* begin Records supplied *
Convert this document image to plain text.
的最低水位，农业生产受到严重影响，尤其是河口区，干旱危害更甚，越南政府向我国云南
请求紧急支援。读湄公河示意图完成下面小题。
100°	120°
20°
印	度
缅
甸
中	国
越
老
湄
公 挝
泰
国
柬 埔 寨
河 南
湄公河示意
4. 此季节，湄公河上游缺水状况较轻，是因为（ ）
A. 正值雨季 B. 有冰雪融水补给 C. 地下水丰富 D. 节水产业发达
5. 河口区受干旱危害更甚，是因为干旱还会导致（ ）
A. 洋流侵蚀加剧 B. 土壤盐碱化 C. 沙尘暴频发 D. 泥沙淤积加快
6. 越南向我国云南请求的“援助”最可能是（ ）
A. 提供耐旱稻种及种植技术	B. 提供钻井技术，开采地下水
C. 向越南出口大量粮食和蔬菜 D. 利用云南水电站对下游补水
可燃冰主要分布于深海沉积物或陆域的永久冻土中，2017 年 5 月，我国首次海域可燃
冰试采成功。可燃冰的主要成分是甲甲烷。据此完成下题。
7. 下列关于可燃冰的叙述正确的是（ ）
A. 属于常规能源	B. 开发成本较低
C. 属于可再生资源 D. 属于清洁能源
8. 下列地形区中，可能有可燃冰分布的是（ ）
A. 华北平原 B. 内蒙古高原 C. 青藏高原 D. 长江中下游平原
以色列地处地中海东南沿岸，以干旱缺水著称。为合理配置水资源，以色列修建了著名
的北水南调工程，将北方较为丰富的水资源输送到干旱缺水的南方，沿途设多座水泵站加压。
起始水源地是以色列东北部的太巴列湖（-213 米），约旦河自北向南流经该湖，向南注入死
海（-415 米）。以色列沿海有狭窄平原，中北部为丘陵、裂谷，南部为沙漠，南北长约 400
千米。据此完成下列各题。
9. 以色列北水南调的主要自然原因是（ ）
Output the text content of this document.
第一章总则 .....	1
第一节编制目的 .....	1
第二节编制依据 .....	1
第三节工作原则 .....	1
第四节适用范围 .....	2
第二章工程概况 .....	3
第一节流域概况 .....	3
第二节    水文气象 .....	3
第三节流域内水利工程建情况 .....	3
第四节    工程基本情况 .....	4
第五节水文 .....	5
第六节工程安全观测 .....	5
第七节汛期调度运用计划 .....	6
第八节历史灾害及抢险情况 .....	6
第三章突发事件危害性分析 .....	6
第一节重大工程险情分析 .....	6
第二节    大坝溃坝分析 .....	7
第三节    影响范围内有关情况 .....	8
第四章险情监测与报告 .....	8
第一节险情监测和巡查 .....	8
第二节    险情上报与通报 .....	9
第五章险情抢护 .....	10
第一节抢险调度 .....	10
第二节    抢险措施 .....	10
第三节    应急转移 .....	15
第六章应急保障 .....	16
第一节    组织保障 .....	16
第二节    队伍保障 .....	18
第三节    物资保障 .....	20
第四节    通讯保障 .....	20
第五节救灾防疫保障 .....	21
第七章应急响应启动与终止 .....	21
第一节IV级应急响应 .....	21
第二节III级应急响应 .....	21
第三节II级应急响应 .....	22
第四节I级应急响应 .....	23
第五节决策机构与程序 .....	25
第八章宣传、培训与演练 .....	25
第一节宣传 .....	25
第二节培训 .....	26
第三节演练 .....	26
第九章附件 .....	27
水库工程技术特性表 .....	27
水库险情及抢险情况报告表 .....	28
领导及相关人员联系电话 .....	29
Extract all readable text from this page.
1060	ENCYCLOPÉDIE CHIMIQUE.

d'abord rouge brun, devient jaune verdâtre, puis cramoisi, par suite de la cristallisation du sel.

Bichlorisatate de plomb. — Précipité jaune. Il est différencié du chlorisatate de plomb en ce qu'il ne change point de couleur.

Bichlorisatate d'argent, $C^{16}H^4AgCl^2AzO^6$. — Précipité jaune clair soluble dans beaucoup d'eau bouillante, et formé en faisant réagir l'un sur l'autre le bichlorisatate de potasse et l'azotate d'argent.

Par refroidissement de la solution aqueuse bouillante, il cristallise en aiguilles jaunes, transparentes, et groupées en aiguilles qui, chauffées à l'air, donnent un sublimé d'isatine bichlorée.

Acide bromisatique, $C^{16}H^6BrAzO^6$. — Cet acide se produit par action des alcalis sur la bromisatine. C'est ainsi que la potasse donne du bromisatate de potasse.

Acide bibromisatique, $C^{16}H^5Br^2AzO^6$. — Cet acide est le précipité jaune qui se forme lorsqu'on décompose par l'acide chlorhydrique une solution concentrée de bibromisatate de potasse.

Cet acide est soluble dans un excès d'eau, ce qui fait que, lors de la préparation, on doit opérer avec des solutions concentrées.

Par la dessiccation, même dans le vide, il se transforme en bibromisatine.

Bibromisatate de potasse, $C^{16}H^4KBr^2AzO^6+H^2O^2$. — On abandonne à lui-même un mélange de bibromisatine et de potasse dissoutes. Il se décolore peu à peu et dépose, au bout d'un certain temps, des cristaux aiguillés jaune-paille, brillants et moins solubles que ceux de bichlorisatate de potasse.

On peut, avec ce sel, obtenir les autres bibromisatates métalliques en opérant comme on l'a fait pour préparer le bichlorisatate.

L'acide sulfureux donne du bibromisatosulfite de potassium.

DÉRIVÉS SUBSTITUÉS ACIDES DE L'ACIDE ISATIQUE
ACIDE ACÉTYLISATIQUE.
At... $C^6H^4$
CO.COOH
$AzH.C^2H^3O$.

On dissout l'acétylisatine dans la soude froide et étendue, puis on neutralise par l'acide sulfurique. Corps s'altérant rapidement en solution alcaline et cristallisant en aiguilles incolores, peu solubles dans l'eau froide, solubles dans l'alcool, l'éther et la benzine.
* end Records supplied *
*Goal:* Tally up how many lines in the preceding listing contain the word "bibromisatine". Give nothing but the number.

*Task solution:* 2